▸ REQUIREMENT: Reproduce the lines from the one containing "view-mode-button[interactable] (1468, 91, 1513, 133)" through the one containing "view-mode-toggle (1422, 90, 1514, 134)", inclusive, changing every occurrence of "section-title" to "heading" and leaving everything else unchanged.

▸ THE DATA:
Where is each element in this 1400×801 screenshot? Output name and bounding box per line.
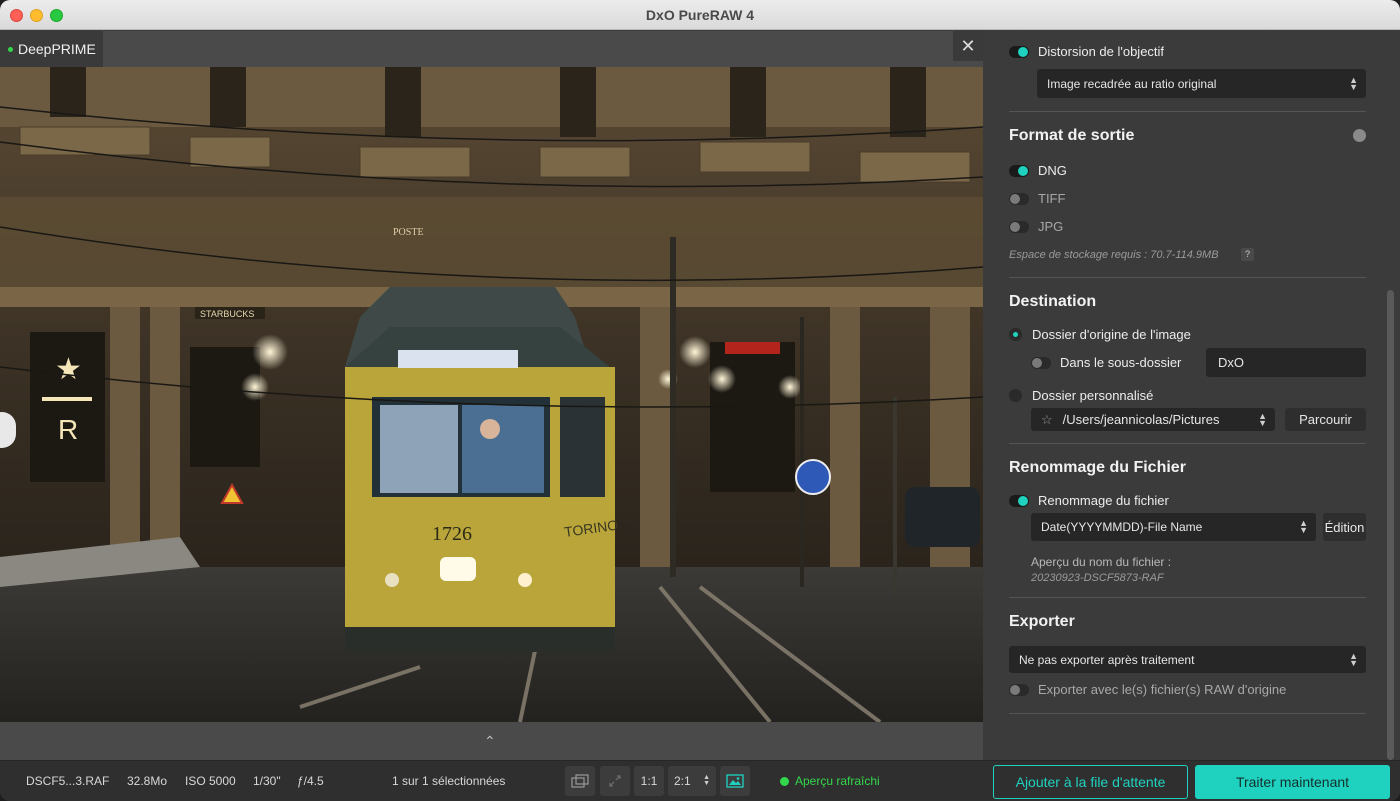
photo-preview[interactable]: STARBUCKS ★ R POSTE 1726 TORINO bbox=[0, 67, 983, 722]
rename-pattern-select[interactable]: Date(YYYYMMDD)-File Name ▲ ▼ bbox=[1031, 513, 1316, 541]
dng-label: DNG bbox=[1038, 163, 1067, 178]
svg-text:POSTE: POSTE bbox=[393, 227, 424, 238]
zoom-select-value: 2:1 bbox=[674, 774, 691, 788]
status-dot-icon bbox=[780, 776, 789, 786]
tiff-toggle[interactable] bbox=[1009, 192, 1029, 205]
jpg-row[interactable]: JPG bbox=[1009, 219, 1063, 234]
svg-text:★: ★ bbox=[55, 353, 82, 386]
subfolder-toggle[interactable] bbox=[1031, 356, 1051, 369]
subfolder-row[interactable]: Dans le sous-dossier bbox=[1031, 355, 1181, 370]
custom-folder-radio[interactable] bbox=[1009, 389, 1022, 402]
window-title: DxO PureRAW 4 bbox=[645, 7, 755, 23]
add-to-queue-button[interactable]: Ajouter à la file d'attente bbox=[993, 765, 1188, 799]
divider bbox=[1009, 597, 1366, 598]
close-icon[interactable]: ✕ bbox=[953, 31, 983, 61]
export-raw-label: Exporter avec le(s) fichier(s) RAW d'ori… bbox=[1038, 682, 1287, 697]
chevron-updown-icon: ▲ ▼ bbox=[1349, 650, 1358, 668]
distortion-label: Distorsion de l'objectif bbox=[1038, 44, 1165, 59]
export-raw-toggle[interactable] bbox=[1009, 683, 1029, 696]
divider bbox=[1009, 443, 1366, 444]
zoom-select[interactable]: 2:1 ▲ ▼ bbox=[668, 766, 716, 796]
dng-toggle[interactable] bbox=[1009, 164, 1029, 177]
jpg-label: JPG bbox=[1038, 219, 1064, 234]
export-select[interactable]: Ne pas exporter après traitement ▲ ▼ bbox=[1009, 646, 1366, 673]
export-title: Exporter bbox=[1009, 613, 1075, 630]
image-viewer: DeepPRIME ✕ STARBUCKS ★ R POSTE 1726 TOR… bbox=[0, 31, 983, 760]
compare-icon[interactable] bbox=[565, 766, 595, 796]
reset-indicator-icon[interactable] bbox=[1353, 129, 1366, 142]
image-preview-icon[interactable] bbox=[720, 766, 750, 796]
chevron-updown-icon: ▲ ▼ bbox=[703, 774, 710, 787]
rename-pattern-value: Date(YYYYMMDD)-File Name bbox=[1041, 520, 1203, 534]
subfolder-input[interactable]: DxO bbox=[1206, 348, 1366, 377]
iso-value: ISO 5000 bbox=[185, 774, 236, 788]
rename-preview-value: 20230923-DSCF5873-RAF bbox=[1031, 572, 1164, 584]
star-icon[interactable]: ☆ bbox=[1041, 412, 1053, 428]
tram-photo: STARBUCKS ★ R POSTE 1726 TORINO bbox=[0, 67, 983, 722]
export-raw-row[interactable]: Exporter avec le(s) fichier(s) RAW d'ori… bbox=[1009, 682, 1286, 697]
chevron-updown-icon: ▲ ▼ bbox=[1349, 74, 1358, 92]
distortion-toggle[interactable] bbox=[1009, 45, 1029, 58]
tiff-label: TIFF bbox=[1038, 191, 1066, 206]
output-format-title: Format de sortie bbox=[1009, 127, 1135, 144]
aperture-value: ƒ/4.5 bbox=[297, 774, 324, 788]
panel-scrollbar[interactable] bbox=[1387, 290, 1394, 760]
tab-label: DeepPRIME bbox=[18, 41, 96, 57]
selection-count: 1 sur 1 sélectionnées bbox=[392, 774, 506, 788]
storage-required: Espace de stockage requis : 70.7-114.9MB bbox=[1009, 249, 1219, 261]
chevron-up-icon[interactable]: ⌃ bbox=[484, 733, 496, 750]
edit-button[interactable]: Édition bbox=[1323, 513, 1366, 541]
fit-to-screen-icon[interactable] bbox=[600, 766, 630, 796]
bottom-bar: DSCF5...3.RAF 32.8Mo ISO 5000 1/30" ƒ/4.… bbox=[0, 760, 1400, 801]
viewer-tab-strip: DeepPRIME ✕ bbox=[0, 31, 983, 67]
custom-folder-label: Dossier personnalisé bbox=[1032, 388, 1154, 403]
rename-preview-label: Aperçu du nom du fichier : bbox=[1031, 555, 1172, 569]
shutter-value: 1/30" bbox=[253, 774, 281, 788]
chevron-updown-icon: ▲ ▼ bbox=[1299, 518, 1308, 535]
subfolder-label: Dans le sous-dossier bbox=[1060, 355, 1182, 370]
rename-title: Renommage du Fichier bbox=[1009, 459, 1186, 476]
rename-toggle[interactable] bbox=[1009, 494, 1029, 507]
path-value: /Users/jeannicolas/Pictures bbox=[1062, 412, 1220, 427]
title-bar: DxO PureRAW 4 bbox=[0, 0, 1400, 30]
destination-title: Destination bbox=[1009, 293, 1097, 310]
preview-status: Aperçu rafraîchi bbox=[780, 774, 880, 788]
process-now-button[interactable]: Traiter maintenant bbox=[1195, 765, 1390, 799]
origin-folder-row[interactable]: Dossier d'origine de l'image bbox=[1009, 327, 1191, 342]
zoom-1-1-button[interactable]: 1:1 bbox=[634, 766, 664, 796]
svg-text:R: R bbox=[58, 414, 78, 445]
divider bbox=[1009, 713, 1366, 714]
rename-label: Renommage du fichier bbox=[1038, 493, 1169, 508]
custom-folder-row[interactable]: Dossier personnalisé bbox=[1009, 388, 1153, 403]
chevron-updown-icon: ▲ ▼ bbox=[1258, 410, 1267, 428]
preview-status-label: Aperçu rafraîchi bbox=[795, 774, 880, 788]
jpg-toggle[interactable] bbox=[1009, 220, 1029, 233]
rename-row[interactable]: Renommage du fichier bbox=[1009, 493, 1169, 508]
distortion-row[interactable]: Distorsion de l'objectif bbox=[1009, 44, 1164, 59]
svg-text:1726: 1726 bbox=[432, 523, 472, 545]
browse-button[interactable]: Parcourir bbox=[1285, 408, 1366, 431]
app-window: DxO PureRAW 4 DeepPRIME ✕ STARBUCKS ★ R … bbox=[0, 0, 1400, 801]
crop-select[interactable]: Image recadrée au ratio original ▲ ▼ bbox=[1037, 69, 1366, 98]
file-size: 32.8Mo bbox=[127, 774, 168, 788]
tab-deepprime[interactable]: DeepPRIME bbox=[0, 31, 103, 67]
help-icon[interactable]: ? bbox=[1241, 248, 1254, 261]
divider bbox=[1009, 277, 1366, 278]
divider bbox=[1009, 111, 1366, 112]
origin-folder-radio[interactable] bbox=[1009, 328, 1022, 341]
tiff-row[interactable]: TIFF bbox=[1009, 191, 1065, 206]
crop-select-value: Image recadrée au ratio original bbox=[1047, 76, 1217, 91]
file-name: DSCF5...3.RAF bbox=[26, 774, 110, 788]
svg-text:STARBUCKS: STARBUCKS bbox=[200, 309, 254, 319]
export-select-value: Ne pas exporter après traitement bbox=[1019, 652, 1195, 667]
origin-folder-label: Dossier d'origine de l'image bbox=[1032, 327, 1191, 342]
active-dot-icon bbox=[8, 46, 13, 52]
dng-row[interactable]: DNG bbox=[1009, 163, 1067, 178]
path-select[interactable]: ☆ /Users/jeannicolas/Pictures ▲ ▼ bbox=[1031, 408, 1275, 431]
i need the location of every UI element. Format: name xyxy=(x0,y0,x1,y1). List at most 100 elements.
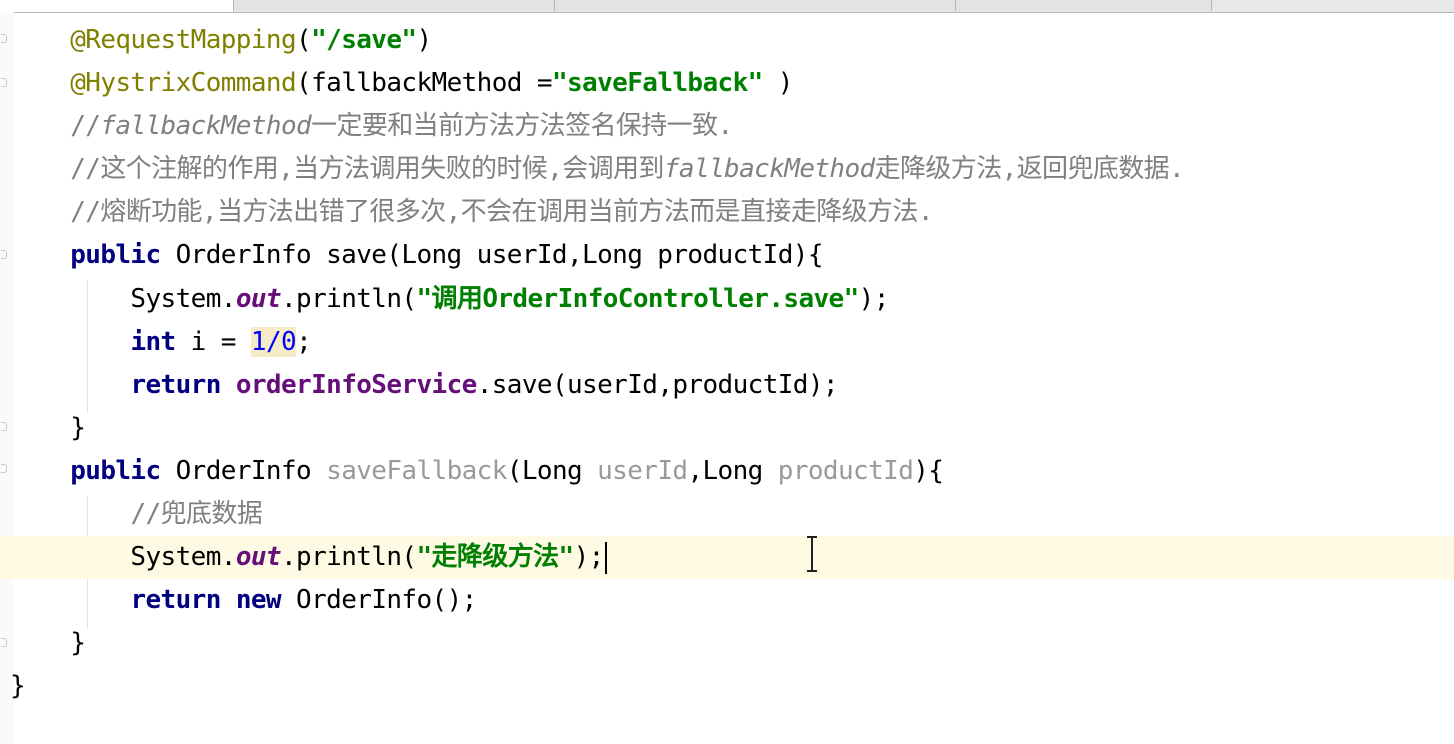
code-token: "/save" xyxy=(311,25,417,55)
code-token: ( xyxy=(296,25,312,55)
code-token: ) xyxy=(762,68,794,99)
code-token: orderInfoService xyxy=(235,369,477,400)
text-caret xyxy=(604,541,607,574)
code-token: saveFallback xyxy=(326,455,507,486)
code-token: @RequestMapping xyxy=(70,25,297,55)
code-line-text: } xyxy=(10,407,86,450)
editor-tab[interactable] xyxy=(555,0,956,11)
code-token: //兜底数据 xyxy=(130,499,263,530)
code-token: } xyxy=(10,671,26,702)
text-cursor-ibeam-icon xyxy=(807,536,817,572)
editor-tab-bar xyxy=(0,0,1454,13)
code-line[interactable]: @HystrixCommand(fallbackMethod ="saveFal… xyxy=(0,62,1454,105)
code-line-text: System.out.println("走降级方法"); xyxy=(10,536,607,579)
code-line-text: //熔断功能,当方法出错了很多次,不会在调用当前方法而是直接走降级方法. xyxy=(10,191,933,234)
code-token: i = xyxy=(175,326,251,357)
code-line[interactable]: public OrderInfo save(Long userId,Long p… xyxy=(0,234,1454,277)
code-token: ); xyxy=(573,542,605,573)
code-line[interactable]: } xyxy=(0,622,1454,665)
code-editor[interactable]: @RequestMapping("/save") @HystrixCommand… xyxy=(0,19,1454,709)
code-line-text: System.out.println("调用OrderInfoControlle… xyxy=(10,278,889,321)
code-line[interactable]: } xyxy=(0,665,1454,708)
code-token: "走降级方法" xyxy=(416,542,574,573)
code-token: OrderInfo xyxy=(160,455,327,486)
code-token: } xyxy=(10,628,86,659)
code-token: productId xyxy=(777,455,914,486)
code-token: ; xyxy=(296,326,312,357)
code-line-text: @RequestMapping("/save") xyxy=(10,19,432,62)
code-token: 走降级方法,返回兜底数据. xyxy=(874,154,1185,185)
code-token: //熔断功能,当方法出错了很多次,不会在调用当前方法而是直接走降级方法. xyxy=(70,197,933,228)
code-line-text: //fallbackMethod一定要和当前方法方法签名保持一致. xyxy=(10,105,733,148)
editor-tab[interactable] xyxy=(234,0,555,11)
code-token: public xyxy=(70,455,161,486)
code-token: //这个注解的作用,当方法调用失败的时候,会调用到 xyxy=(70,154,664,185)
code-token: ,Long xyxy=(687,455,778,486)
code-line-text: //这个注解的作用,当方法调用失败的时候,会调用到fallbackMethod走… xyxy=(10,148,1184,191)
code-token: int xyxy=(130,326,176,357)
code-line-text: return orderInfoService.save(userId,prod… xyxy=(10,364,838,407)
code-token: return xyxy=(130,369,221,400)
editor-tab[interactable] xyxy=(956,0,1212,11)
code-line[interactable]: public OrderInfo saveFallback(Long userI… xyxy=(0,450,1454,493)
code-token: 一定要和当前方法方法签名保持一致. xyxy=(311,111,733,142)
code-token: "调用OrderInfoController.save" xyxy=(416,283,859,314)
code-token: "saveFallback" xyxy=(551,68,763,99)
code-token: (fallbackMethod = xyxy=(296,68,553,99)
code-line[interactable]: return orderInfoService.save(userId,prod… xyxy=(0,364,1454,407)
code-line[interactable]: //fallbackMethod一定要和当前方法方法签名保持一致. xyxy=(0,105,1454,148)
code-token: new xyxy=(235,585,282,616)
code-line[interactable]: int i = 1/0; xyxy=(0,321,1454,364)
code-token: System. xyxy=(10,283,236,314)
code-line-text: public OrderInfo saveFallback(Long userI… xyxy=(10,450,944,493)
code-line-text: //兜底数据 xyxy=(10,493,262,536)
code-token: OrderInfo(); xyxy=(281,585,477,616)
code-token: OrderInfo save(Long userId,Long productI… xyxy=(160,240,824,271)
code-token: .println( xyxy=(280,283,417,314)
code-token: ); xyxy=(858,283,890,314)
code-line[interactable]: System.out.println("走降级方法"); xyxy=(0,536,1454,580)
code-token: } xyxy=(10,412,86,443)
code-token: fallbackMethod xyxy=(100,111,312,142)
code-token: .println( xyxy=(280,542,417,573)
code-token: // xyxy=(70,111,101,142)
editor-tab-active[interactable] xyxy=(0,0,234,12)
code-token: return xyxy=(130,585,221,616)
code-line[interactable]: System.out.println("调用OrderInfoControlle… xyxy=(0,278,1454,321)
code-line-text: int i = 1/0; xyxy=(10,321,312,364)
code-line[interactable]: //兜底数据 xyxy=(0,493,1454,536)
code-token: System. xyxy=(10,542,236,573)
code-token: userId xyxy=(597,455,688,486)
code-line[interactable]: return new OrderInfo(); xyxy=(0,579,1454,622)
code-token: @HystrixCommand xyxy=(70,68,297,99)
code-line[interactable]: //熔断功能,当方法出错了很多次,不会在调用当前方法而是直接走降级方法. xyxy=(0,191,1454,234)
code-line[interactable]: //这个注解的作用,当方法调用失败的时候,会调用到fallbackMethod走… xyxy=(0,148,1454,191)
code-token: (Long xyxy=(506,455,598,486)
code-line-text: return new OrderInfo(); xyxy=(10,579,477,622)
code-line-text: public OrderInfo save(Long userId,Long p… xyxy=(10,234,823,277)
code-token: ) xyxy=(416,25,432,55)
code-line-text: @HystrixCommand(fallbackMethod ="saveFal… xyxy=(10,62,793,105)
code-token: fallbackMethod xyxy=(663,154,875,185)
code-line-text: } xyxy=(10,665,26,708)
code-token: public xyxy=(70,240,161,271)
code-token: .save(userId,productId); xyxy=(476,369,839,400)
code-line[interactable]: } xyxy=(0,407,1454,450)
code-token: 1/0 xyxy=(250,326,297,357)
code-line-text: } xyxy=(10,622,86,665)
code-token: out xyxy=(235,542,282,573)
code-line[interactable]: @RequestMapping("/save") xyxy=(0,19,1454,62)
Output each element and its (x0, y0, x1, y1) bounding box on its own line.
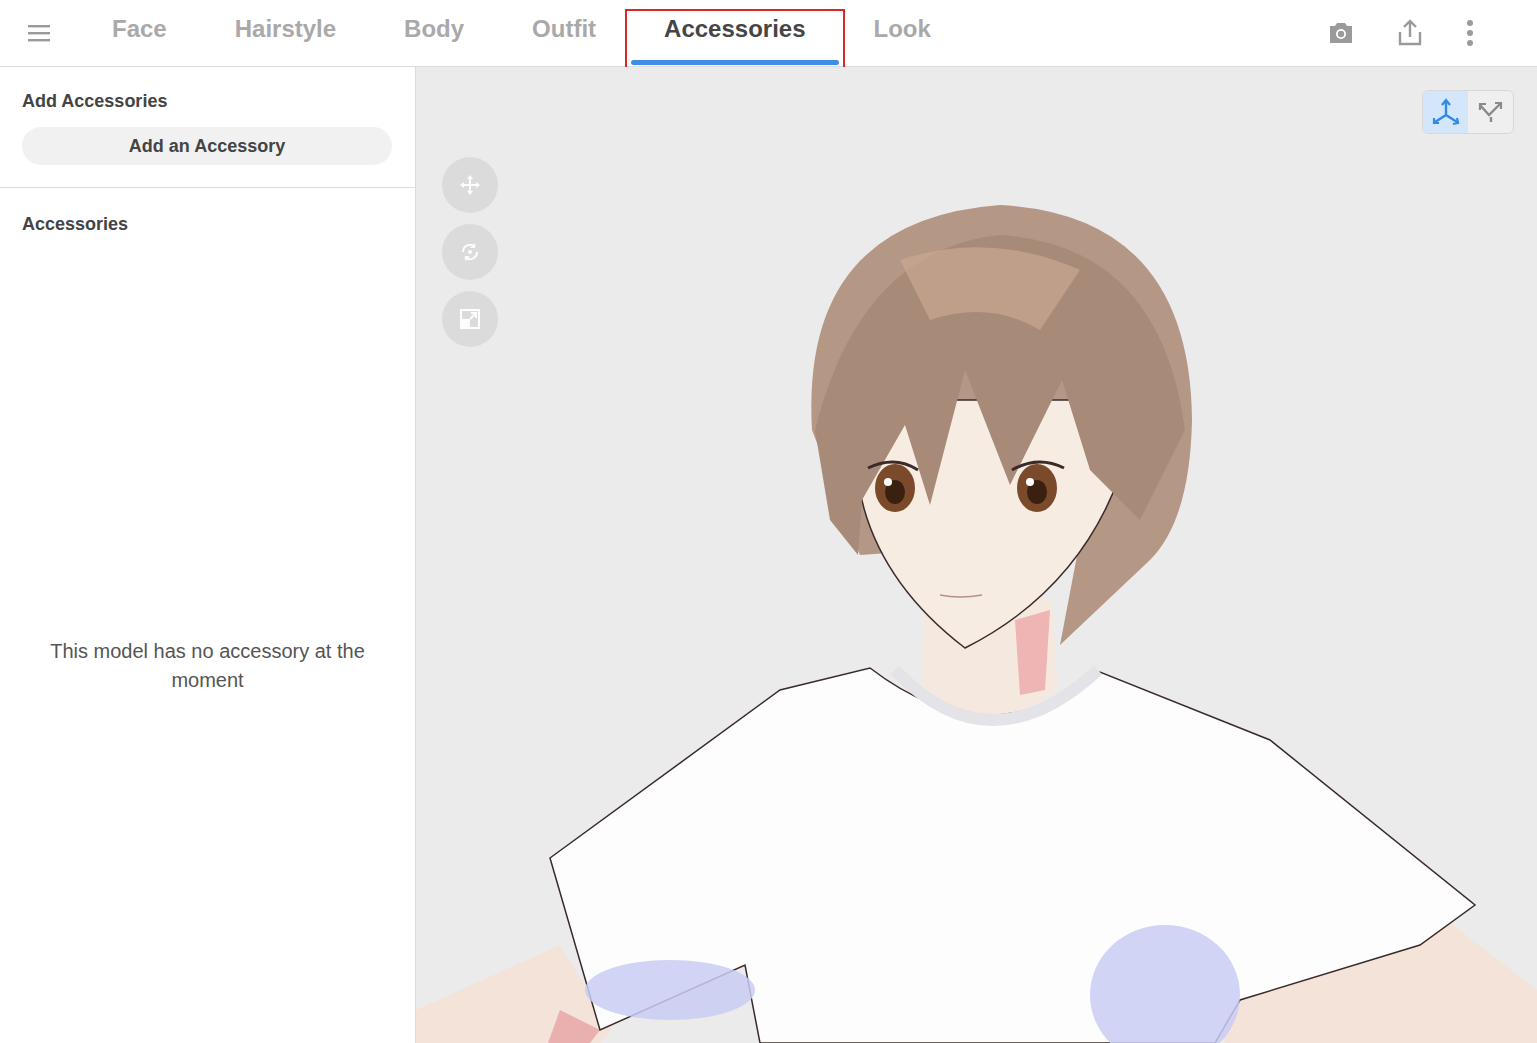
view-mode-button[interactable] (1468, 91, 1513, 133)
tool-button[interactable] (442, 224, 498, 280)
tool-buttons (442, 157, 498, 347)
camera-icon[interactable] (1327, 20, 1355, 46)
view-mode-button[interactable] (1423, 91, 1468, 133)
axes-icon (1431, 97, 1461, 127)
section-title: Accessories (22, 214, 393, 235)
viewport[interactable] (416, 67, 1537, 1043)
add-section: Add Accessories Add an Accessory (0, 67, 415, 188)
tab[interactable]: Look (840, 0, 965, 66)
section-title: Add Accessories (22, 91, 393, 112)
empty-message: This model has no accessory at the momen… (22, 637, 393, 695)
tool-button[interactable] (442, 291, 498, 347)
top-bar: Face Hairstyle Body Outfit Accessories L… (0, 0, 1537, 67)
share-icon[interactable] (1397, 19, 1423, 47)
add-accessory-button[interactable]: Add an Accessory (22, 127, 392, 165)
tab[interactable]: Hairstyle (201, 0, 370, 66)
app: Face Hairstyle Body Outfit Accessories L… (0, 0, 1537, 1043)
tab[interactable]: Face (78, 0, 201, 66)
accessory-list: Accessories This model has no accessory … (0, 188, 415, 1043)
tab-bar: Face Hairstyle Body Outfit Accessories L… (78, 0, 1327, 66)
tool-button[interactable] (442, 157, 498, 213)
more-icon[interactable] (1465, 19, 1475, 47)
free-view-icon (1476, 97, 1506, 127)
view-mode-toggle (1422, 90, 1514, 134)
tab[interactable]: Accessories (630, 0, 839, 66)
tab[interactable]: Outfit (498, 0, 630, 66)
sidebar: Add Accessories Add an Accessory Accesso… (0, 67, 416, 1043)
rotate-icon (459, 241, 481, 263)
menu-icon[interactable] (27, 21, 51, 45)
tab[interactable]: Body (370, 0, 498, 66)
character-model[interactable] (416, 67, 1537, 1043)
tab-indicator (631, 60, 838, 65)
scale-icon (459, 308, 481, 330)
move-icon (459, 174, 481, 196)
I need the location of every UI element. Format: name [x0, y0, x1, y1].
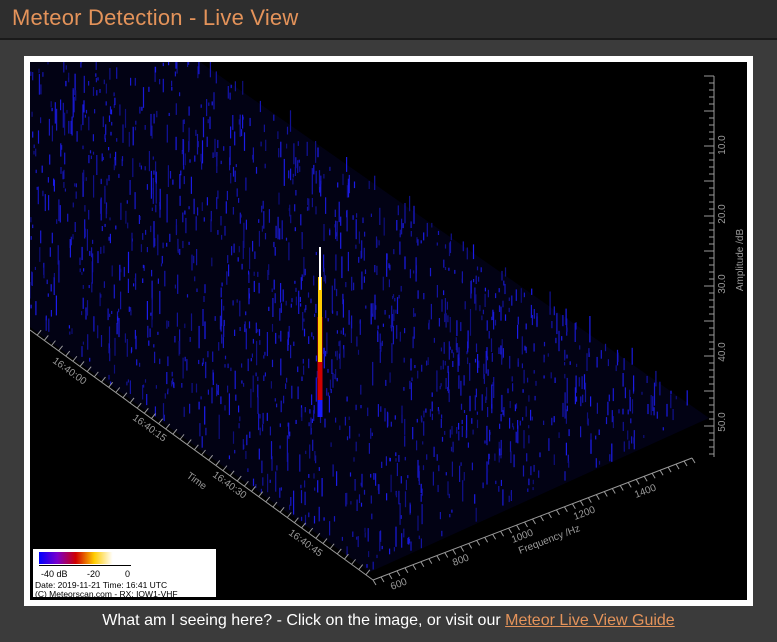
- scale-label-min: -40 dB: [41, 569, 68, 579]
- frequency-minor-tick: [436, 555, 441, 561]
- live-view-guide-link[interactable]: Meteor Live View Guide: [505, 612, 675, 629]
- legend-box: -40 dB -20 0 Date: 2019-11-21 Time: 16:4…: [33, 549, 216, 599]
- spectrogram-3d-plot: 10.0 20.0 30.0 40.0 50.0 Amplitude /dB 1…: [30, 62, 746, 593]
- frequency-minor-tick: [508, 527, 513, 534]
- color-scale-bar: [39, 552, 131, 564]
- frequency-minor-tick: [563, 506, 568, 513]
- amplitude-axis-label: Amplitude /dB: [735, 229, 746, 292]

▸ EXERCISE OUTPUT:
view-mode-button[interactable] (1468, 91, 1513, 133)
tool-button[interactable] (442, 224, 498, 280)
tool-buttons (442, 157, 498, 347)
camera-icon[interactable] (1327, 20, 1355, 46)
view-mode-button[interactable] (1423, 91, 1468, 133)
axes-icon (1431, 97, 1461, 127)
heading: Accessories (22, 214, 393, 235)
viewport[interactable] (416, 67, 1537, 1043)
add-section: Add Accessories Add an Accessory (0, 67, 415, 188)
tab[interactable]: Look (840, 0, 965, 66)
heading: Add Accessories (22, 91, 393, 112)
empty-message: This model has no accessory at the momen… (22, 637, 393, 695)
tool-button[interactable] (442, 291, 498, 347)
top-bar: Face Hairstyle Body Outfit Accessories L… (0, 0, 1537, 67)
share-icon[interactable] (1397, 19, 1423, 47)
add-accessory-button[interactable]: Add an Accessory (22, 127, 392, 165)
tab[interactable]: Hairstyle (201, 0, 370, 66)
app: Face Hairstyle Body Outfit Accessories L… (0, 0, 1537, 1043)
tab[interactable]: Face (78, 0, 201, 66)
accessory-list: Accessories This model has no accessory … (0, 188, 415, 1043)
tab-bar: Face Hairstyle Body Outfit Accessories L… (78, 0, 1327, 66)
tool-button[interactable] (442, 157, 498, 213)
more-icon[interactable] (1465, 19, 1475, 47)
free-view-icon (1476, 97, 1506, 127)
view-mode-toggle (1422, 90, 1514, 134)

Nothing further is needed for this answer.